Reproduce every line of the data below word for word, leaving out the pictures.

========

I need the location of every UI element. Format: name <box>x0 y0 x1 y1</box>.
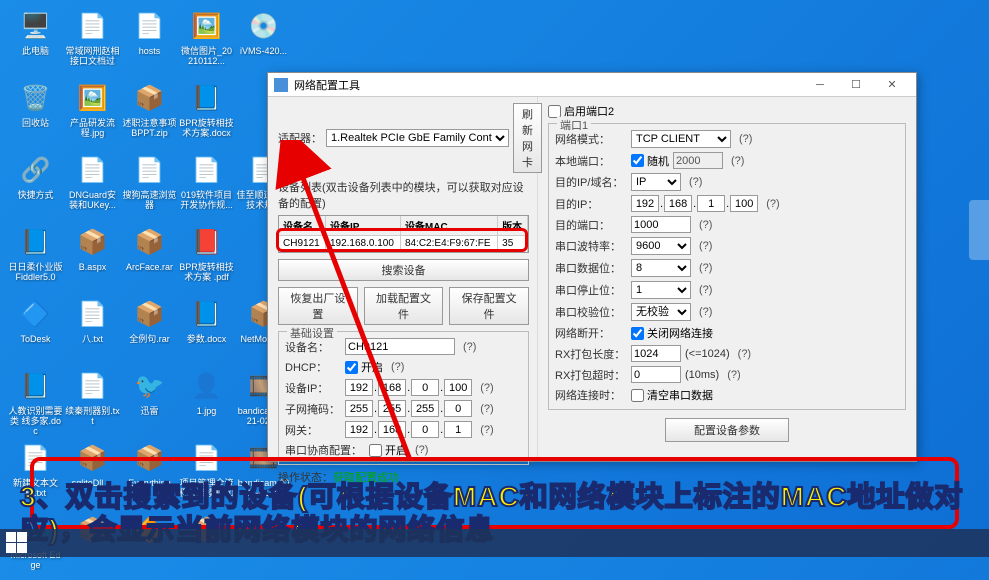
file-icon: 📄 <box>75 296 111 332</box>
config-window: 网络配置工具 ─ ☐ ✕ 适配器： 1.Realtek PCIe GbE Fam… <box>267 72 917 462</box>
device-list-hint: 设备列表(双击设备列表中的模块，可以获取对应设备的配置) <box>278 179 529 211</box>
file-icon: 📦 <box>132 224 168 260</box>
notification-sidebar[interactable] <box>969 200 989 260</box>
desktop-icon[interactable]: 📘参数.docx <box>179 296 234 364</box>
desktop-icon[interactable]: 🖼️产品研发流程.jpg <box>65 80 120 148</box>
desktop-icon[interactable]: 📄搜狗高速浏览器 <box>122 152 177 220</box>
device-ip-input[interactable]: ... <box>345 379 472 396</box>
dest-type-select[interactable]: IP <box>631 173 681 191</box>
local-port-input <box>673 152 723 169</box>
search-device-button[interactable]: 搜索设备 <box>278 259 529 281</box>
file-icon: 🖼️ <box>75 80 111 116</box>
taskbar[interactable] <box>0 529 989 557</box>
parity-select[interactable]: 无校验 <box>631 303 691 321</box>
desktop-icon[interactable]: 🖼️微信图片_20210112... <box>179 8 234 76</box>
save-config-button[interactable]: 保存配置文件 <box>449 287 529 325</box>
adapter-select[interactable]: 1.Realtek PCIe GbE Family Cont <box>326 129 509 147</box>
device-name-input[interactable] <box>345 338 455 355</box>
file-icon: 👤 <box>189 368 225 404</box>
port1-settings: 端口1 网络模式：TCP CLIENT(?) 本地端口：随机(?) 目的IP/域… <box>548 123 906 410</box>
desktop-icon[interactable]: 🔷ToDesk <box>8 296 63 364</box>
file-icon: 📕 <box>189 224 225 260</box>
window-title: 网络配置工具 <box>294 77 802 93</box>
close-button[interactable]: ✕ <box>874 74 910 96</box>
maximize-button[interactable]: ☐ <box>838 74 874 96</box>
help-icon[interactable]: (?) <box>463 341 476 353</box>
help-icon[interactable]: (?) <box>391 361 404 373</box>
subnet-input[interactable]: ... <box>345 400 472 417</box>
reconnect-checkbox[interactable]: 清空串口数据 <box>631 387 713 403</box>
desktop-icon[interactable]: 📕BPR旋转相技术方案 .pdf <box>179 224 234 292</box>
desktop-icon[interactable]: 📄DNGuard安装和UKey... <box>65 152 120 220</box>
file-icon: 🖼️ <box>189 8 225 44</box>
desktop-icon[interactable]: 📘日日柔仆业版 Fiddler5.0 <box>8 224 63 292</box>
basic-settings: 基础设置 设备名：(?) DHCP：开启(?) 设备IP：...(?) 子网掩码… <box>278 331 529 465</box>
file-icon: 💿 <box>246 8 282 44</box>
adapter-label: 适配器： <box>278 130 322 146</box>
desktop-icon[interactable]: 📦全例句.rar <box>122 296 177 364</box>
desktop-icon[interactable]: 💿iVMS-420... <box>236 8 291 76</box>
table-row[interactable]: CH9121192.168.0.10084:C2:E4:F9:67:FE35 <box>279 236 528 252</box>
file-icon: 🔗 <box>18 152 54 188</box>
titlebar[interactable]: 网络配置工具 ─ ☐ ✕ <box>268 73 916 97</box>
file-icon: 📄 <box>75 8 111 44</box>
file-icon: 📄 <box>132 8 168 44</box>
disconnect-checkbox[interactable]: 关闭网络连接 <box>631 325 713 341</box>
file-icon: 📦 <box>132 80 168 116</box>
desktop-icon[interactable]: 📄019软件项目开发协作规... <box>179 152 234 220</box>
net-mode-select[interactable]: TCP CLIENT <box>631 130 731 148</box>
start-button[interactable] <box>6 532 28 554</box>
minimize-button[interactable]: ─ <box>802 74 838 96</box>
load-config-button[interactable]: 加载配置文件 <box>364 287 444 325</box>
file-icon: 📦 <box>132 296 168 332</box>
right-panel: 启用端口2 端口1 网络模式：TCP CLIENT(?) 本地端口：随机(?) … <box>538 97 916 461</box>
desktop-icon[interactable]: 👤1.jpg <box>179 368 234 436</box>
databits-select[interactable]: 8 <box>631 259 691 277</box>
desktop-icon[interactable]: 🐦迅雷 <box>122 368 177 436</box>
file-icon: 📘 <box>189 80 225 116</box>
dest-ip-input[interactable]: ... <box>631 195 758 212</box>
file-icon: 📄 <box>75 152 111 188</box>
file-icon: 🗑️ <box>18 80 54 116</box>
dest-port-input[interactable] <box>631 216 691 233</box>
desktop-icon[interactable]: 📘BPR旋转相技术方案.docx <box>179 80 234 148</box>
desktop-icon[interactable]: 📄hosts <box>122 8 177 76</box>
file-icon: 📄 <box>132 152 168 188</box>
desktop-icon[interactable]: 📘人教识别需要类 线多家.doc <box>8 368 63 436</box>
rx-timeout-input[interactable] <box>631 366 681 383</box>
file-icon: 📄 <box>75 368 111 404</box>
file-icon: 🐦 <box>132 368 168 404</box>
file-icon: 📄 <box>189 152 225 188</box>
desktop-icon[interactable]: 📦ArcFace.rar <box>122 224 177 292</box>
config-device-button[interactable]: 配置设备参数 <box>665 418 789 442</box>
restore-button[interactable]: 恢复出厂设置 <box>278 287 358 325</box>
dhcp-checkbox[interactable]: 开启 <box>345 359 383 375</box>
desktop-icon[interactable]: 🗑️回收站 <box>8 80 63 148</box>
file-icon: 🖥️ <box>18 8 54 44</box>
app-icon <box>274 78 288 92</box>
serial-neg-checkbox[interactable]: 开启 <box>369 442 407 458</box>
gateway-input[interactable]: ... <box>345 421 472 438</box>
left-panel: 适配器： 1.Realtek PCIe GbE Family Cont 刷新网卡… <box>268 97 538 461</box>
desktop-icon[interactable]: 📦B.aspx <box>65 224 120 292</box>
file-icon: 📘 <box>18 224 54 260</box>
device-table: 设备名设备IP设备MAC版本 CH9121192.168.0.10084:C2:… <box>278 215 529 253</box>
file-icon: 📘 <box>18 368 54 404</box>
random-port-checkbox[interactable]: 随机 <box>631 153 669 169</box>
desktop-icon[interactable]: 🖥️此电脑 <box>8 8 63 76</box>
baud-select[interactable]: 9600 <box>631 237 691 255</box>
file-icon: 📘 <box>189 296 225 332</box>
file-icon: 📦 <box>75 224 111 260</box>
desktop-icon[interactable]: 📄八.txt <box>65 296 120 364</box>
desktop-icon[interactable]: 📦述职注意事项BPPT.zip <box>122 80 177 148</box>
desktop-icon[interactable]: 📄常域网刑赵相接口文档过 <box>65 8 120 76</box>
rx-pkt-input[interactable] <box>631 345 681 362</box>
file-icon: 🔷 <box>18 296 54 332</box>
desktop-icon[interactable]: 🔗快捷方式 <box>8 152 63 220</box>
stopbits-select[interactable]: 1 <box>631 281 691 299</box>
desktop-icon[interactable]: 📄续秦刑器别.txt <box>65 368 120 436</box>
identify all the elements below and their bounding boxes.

========

### IN RESPONSE
I need the location of every UI element. Format: name <box>x0 y0 x1 y1</box>.
file-icon: 📄 <box>75 296 111 332</box>
config-window: 网络配置工具 ─ ☐ ✕ 适配器： 1.Realtek PCIe GbE Fam… <box>267 72 917 462</box>
device-list-hint: 设备列表(双击设备列表中的模块，可以获取对应设备的配置) <box>278 179 529 211</box>
file-icon: 📦 <box>132 224 168 260</box>
notification-sidebar[interactable] <box>969 200 989 260</box>
desktop-icon[interactable]: 📘参数.docx <box>179 296 234 364</box>
desktop-icon[interactable]: 🖼️产品研发流程.jpg <box>65 80 120 148</box>
desktop-icon[interactable]: 📄搜狗高速浏览器 <box>122 152 177 220</box>
device-ip-input[interactable]: ... <box>345 379 472 396</box>
dest-type-select[interactable]: IP <box>631 173 681 191</box>
local-port-input <box>673 152 723 169</box>
search-device-button[interactable]: 搜索设备 <box>278 259 529 281</box>
file-icon: 🖼️ <box>75 80 111 116</box>
taskbar[interactable] <box>0 529 989 557</box>
parity-select[interactable]: 无校验 <box>631 303 691 321</box>
desktop-icon[interactable]: 🖼️微信图片_20210112... <box>179 8 234 76</box>
save-config-button[interactable]: 保存配置文件 <box>449 287 529 325</box>
adapter-select[interactable]: 1.Realtek PCIe GbE Family Cont <box>326 129 509 147</box>
device-name-input[interactable] <box>345 338 455 355</box>
file-icon: 👤 <box>189 368 225 404</box>
port1-settings: 端口1 网络模式：TCP CLIENT(?) 本地端口：随机(?) 目的IP/域… <box>548 123 906 410</box>
desktop-icon[interactable]: 🔷ToDesk <box>8 296 63 364</box>
file-icon: 📕 <box>189 224 225 260</box>
window-title: 网络配置工具 <box>294 77 802 93</box>
close-button[interactable]: ✕ <box>874 74 910 96</box>
maximize-button[interactable]: ☐ <box>838 74 874 96</box>
help-icon[interactable]: (?) <box>463 341 476 353</box>
help-icon[interactable]: (?) <box>391 361 404 373</box>
subnet-input[interactable]: ... <box>345 400 472 417</box>
reconnect-checkbox[interactable]: 清空串口数据 <box>631 387 713 403</box>
desktop-icon[interactable]: 📕BPR旋转相技术方案 .pdf <box>179 224 234 292</box>
desktop-icon[interactable]: 📄DNGuard安装和UKey... <box>65 152 120 220</box>
file-icon: 🖼️ <box>189 8 225 44</box>
desktop-icon[interactable]: 📘日日柔仆业版 Fiddler5.0 <box>8 224 63 292</box>
basic-settings: 基础设置 设备名：(?) DHCP：开启(?) 设备IP：...(?) 子网掩码… <box>278 331 529 465</box>
file-icon: 💿 <box>246 8 282 44</box>
adapter-label: 适配器： <box>278 130 322 146</box>
desktop-icon[interactable]: 📦全例句.rar <box>122 296 177 364</box>
desktop-icon[interactable]: 💿iVMS-420... <box>236 8 291 76</box>
table-row[interactable]: CH9121192.168.0.10084:C2:E4:F9:67:FE35 <box>279 236 528 252</box>
file-icon: 🔗 <box>18 152 54 188</box>
titlebar[interactable]: 网络配置工具 ─ ☐ ✕ <box>268 73 916 97</box>
file-icon: 📄 <box>75 8 111 44</box>
file-icon: 📄 <box>132 8 168 44</box>
disconnect-checkbox[interactable]: 关闭网络连接 <box>631 325 713 341</box>
file-icon: 📦 <box>132 80 168 116</box>
desktop-icon[interactable]: 📄019软件项目开发协作规... <box>179 152 234 220</box>
net-mode-select[interactable]: TCP CLIENT <box>631 130 731 148</box>
start-button[interactable] <box>6 532 28 554</box>
minimize-button[interactable]: ─ <box>802 74 838 96</box>
load-config-button[interactable]: 加载配置文件 <box>364 287 444 325</box>
file-icon: 📦 <box>132 296 168 332</box>
right-panel: 启用端口2 端口1 网络模式：TCP CLIENT(?) 本地端口：随机(?) … <box>538 97 916 461</box>
desktop-icon[interactable]: 👤1.jpg <box>179 368 234 436</box>
databits-select[interactable]: 8 <box>631 259 691 277</box>
desktop-icon[interactable]: 🐦迅雷 <box>122 368 177 436</box>
file-icon: 📘 <box>189 80 225 116</box>
dest-ip-input[interactable]: ... <box>631 195 758 212</box>
file-icon: 📄 <box>75 152 111 188</box>
file-icon: 🗑️ <box>18 80 54 116</box>
dest-port-input[interactable] <box>631 216 691 233</box>
desktop-icon[interactable]: 📘BPR旋转相技术方案.docx <box>179 80 234 148</box>
desktop-icon[interactable]: 📄hosts <box>122 8 177 76</box>
file-icon: 📄 <box>132 152 168 188</box>
desktop-icon[interactable]: 📘人教识别需要类 线多家.doc <box>8 368 63 436</box>
rx-timeout-input[interactable] <box>631 366 681 383</box>
file-icon: 📄 <box>75 368 111 404</box>
file-icon: 🐦 <box>132 368 168 404</box>
file-icon: 📄 <box>189 152 225 188</box>
desktop-icon[interactable]: 📦ArcFace.rar <box>122 224 177 292</box>
config-device-button[interactable]: 配置设备参数 <box>665 418 789 442</box>
restore-button[interactable]: 恢复出厂设置 <box>278 287 358 325</box>
dhcp-checkbox[interactable]: 开启 <box>345 359 383 375</box>
desktop-icon[interactable]: 🗑️回收站 <box>8 80 63 148</box>
file-icon: 🖥️ <box>18 8 54 44</box>
app-icon <box>274 78 288 92</box>
serial-neg-checkbox[interactable]: 开启 <box>369 442 407 458</box>
gateway-input[interactable]: ... <box>345 421 472 438</box>
left-panel: 适配器： 1.Realtek PCIe GbE Family Cont 刷新网卡… <box>268 97 538 461</box>
desktop-icon[interactable]: 📦B.aspx <box>65 224 120 292</box>
file-icon: 📘 <box>18 224 54 260</box>
device-table: 设备名设备IP设备MAC版本 CH9121192.168.0.10084:C2:… <box>278 215 529 253</box>
file-icon: 📘 <box>18 368 54 404</box>
random-port-checkbox[interactable]: 随机 <box>631 153 669 169</box>
desktop-icon[interactable]: 🖥️此电脑 <box>8 8 63 76</box>
baud-select[interactable]: 9600 <box>631 237 691 255</box>
file-icon: 📘 <box>189 296 225 332</box>
file-icon: 📦 <box>75 224 111 260</box>
desktop-icon[interactable]: 📄八.txt <box>65 296 120 364</box>
desktop-icon[interactable]: 📦述职注意事项BPPT.zip <box>122 80 177 148</box>
desktop-icon[interactable]: 📄常域网刑赵相接口文档过 <box>65 8 120 76</box>
rx-pkt-input[interactable] <box>631 345 681 362</box>
file-icon: 🔷 <box>18 296 54 332</box>
desktop-icon[interactable]: 🔗快捷方式 <box>8 152 63 220</box>
stopbits-select[interactable]: 1 <box>631 281 691 299</box>
desktop-icon[interactable]: 📄续秦刑器别.txt <box>65 368 120 436</box>
identify all the elements below and their bounding boxes.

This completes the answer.